Data to use:

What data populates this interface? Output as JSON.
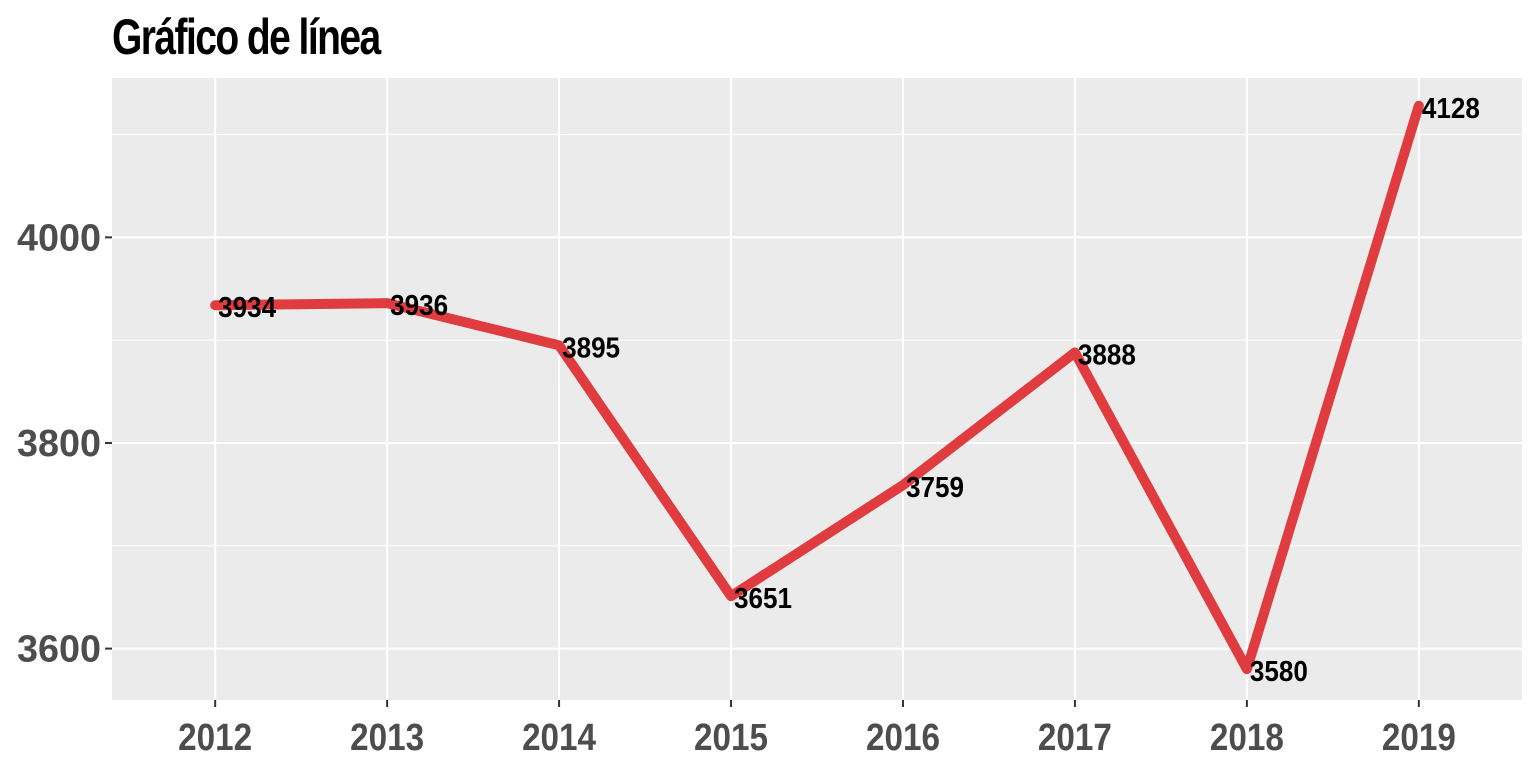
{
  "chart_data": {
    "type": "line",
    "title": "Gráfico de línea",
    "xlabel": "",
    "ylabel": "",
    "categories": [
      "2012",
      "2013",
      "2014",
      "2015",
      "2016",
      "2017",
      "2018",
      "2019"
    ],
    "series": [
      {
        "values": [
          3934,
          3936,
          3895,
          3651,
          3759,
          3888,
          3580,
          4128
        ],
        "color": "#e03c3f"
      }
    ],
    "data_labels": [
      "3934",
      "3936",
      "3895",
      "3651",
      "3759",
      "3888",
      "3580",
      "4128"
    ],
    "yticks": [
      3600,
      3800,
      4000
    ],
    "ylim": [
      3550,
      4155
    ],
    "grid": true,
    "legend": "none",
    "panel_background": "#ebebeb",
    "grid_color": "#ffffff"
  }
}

--

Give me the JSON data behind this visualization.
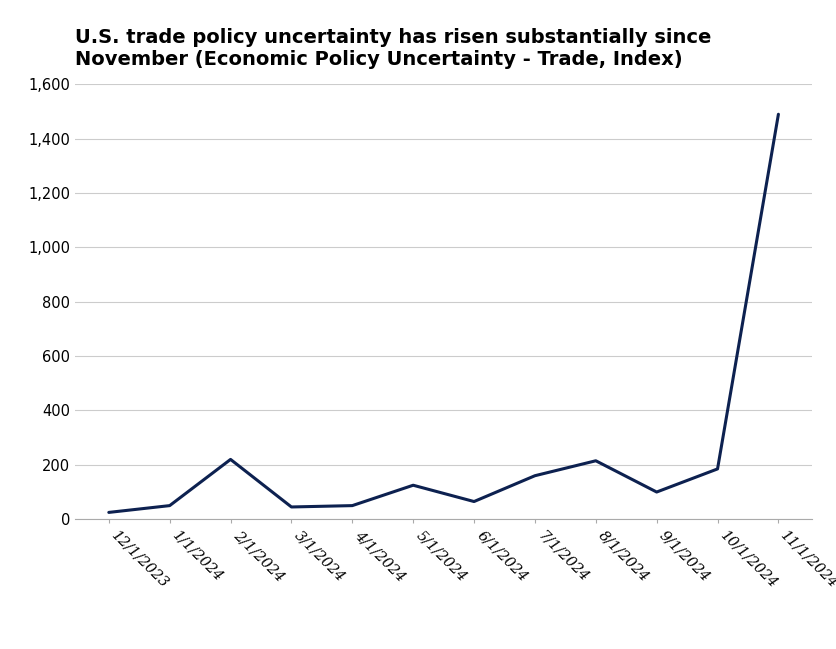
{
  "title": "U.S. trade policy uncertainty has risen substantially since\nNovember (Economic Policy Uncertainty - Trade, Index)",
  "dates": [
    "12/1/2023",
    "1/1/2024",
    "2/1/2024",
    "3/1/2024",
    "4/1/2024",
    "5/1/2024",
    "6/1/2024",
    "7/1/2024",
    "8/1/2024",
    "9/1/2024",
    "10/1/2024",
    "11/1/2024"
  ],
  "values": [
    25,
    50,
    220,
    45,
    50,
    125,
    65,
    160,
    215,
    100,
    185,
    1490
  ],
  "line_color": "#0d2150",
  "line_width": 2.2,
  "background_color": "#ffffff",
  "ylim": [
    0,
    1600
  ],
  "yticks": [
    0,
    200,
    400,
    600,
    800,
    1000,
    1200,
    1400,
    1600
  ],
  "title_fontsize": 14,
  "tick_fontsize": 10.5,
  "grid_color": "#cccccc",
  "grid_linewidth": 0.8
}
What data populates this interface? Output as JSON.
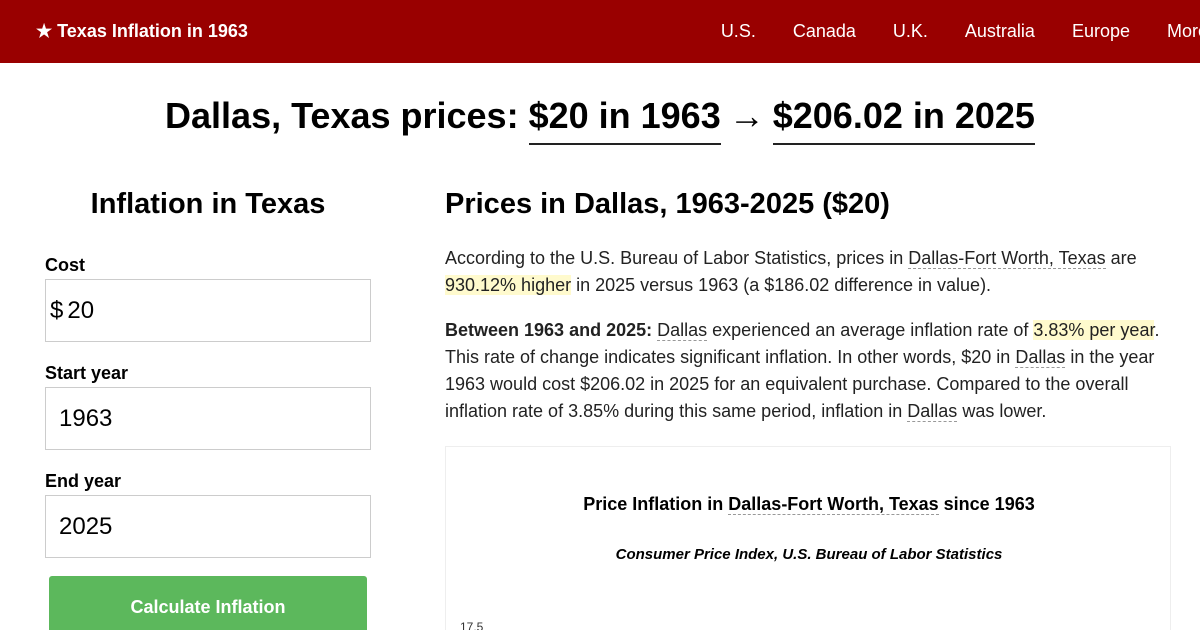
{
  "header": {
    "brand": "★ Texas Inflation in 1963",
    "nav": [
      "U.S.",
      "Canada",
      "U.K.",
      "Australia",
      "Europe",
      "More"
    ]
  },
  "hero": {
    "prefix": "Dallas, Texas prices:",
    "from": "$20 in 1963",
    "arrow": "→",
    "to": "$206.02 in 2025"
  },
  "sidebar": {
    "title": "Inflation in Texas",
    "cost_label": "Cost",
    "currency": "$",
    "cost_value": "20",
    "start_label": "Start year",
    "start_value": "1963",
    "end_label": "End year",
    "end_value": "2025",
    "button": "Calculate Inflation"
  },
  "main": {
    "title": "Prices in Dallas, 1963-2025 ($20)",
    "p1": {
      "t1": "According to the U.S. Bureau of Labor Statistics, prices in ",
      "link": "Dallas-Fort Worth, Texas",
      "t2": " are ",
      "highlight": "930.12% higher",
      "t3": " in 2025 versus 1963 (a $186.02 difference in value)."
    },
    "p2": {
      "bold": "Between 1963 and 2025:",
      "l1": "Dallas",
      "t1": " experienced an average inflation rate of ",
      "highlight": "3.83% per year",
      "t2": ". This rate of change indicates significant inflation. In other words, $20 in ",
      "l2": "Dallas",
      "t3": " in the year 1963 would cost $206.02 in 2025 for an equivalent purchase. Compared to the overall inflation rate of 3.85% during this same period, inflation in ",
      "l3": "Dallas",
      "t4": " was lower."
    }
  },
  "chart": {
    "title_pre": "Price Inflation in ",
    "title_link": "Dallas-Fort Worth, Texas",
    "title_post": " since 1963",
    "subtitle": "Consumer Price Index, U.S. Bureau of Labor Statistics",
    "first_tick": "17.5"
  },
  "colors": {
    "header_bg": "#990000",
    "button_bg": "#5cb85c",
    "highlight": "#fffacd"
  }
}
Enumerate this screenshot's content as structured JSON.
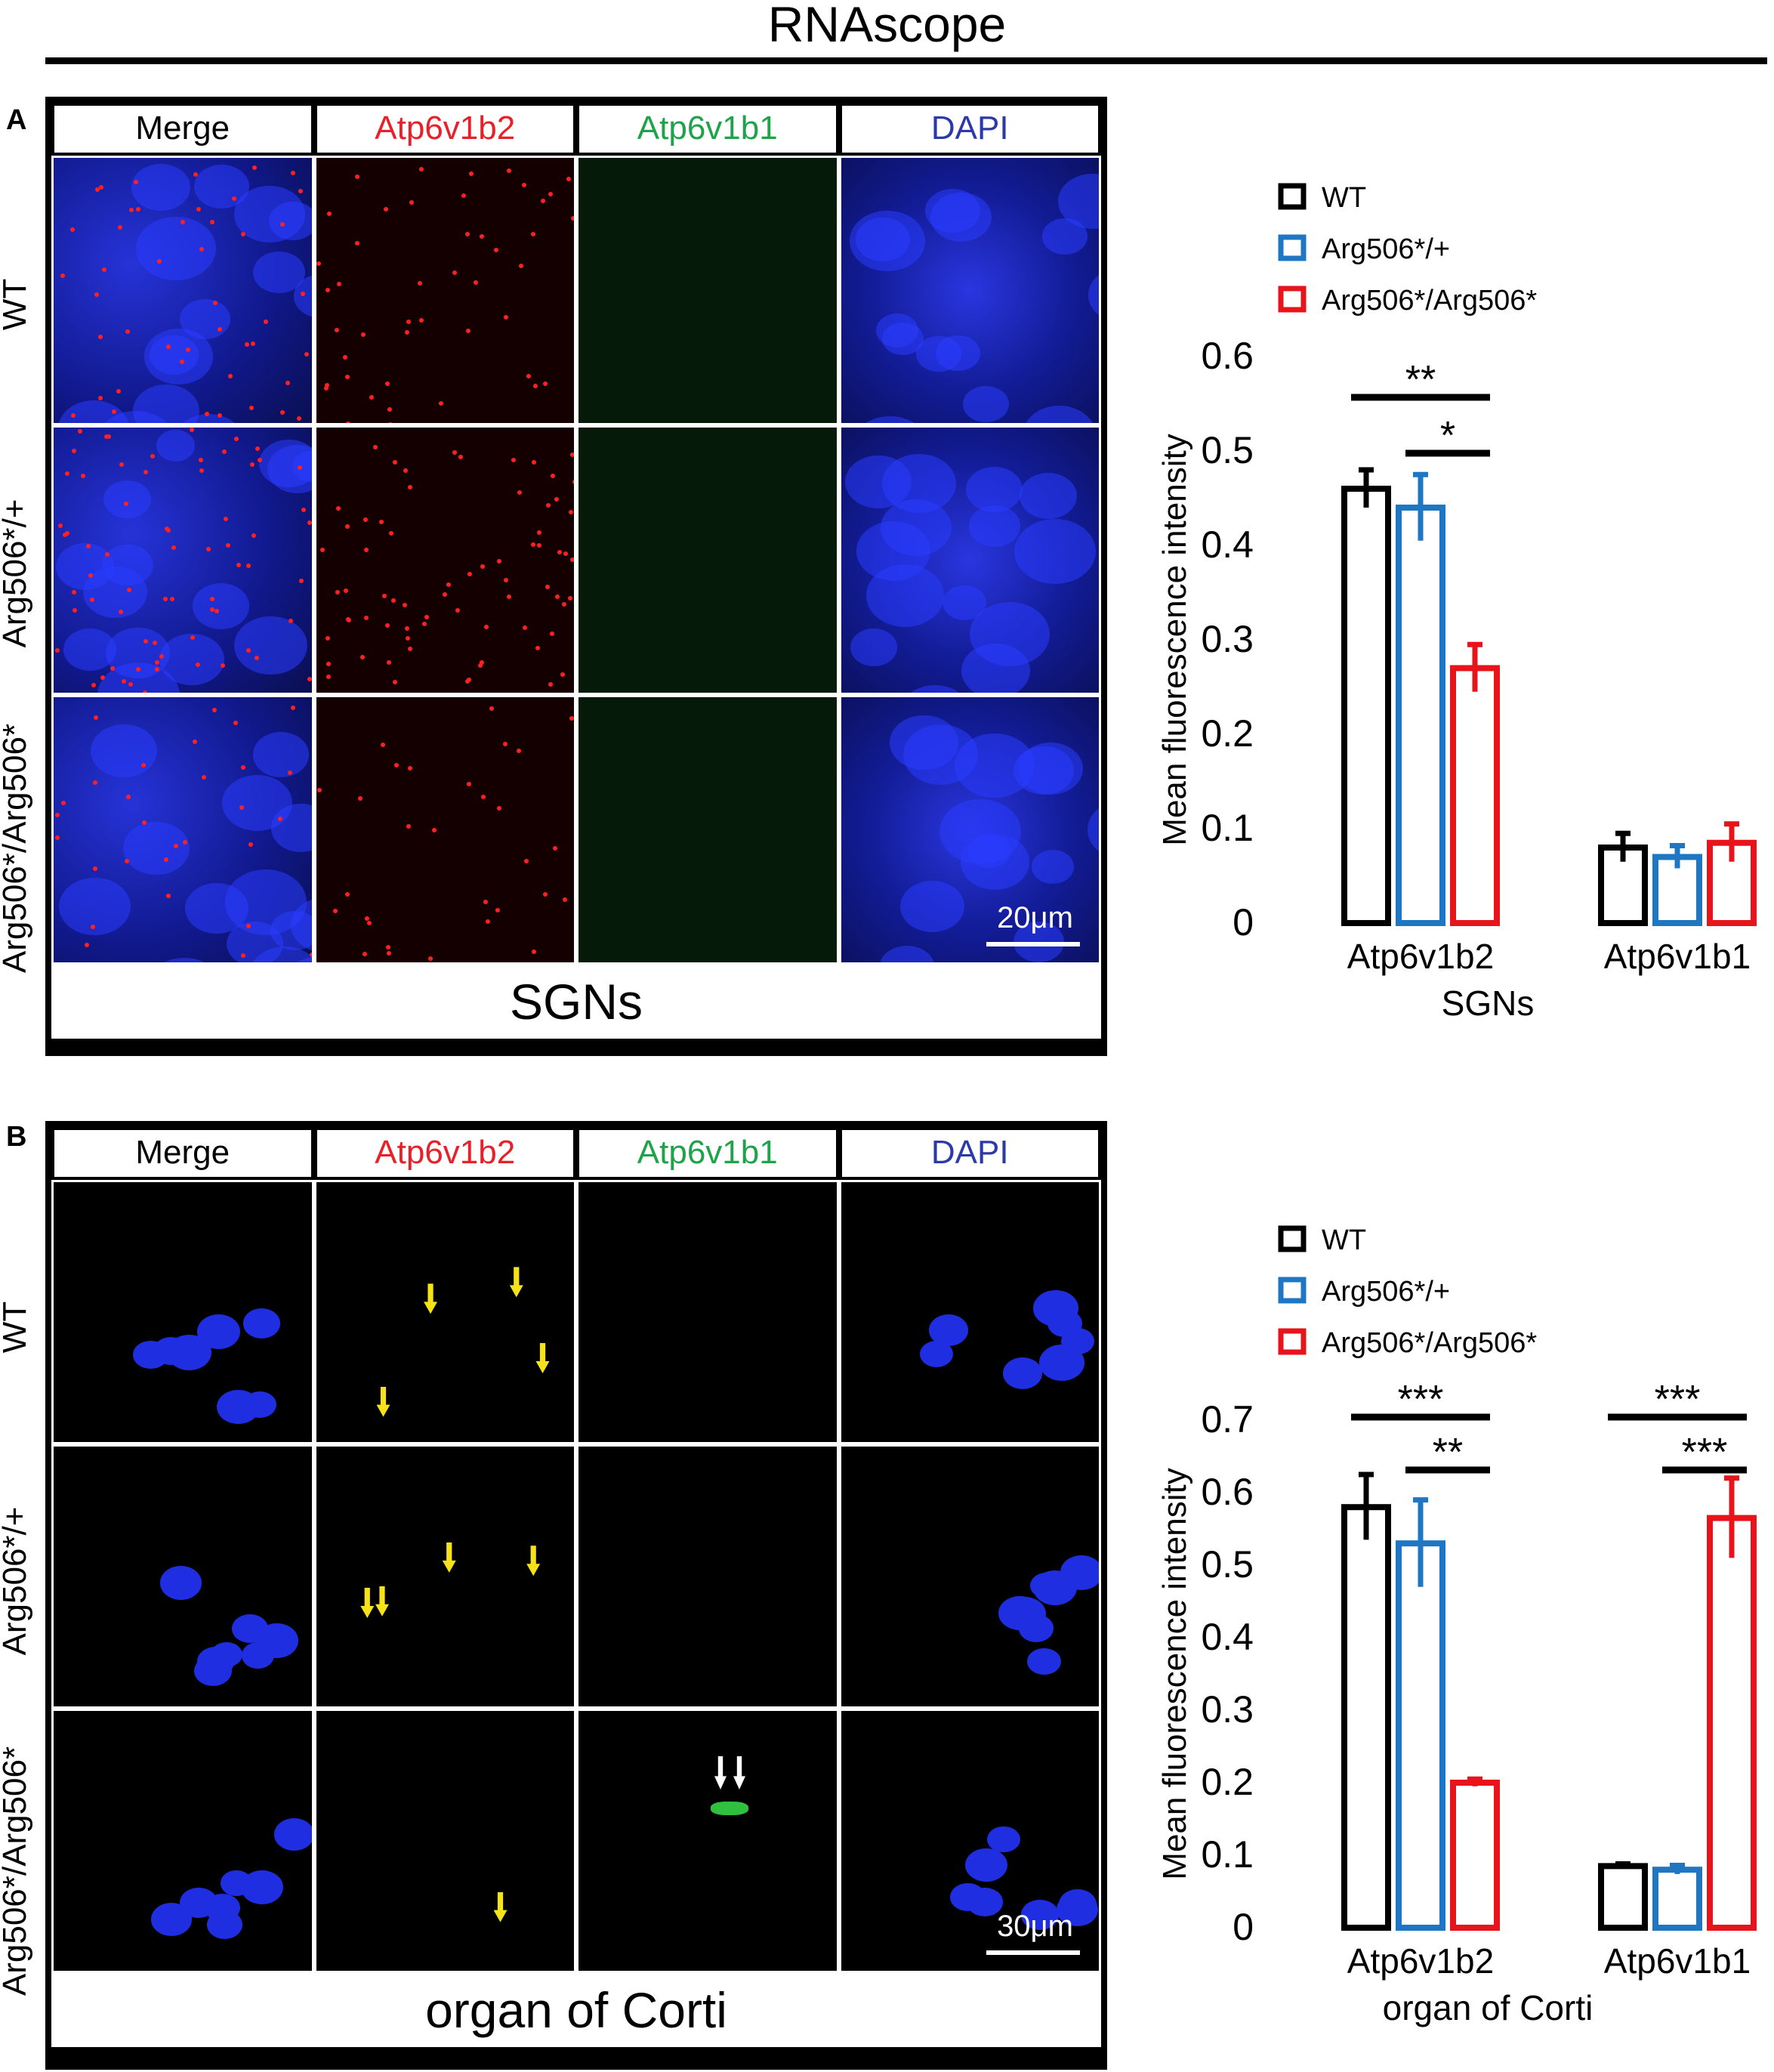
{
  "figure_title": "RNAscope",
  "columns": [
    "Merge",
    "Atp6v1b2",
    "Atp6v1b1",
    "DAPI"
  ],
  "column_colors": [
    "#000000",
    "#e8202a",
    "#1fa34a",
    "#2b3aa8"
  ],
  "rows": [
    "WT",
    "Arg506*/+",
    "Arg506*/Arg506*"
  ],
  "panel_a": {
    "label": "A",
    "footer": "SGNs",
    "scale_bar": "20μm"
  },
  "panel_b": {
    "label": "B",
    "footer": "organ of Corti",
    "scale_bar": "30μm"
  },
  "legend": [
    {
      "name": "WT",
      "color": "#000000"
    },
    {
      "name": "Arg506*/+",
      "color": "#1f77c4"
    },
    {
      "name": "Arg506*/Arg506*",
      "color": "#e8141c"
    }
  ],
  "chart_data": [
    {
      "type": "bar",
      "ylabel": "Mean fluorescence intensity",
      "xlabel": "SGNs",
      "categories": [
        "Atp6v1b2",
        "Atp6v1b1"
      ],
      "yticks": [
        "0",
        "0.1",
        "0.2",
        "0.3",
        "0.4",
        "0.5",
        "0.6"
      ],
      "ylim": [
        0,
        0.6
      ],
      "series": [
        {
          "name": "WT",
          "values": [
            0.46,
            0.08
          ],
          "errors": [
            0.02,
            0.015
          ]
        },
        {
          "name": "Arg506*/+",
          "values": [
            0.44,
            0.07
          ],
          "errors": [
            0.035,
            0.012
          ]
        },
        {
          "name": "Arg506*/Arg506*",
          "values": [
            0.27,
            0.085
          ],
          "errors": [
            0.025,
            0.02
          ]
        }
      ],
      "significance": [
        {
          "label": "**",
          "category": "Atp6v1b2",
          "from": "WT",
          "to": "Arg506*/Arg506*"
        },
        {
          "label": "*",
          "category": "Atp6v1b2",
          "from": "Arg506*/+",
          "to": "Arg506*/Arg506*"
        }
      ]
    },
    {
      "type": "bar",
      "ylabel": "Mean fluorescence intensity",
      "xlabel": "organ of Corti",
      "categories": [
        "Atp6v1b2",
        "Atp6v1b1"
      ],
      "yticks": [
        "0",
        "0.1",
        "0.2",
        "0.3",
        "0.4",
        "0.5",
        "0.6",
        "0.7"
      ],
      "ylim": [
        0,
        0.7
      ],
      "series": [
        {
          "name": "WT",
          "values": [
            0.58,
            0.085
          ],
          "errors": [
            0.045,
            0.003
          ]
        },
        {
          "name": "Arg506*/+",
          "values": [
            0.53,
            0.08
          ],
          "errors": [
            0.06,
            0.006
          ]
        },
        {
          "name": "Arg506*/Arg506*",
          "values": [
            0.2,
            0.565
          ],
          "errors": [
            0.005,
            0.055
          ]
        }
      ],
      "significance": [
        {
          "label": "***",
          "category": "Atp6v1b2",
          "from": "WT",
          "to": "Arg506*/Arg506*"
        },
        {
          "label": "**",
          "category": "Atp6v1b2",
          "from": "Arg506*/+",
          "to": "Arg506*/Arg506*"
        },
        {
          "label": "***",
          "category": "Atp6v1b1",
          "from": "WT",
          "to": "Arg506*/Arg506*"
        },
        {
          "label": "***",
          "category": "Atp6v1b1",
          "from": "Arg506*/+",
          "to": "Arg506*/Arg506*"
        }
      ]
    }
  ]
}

---

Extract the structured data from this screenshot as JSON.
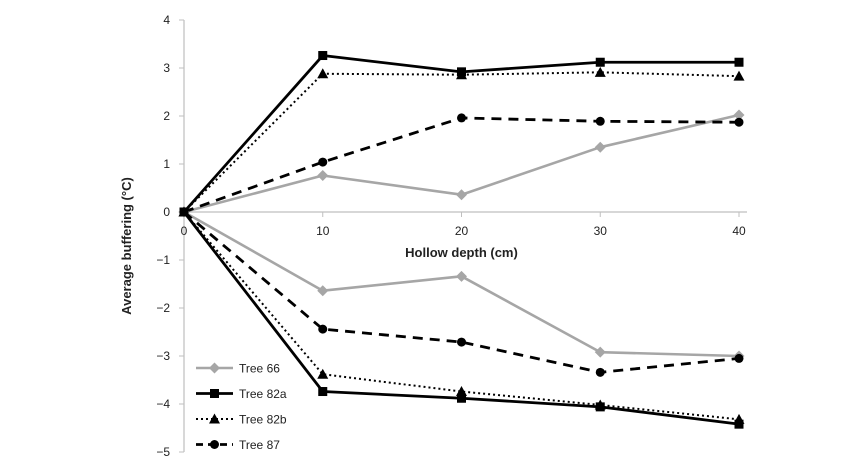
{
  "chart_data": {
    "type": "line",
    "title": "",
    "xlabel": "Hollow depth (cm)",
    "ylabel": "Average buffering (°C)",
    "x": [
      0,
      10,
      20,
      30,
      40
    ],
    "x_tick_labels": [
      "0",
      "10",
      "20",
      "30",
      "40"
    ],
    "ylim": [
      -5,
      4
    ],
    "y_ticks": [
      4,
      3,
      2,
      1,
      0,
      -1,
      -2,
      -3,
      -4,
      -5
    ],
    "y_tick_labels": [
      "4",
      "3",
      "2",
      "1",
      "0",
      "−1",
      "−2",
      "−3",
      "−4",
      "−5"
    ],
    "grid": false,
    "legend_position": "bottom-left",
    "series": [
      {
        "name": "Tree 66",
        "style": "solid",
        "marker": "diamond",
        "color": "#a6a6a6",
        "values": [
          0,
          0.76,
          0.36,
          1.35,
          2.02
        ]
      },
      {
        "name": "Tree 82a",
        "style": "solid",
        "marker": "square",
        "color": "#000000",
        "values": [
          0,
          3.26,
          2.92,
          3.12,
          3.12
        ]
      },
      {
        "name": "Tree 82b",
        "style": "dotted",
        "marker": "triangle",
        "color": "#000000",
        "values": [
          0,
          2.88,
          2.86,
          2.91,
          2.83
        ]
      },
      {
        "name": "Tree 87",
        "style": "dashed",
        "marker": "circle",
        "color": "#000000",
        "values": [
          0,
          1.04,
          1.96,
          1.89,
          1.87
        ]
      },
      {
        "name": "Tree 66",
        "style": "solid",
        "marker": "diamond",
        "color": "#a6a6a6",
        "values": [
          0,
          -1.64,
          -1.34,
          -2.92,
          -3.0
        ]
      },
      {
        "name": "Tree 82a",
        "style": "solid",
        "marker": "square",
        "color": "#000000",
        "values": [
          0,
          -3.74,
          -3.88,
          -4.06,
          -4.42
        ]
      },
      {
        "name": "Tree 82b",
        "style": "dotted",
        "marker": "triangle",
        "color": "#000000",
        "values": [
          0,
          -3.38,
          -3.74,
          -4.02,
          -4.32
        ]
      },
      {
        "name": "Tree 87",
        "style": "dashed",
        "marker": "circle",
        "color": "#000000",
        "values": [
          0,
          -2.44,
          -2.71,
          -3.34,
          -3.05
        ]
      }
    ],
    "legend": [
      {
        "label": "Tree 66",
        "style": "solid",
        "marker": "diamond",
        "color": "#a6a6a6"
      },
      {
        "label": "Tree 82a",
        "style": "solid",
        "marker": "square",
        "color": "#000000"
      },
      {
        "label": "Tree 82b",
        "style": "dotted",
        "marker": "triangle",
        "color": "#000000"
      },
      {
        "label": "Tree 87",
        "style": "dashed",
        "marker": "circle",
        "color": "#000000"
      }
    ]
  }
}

Required task: From the data, collect all lines where the string "Corti" appears.

Correct answer:
    "footer": "organ of Corti",
      "xlabel": "organ of Corti",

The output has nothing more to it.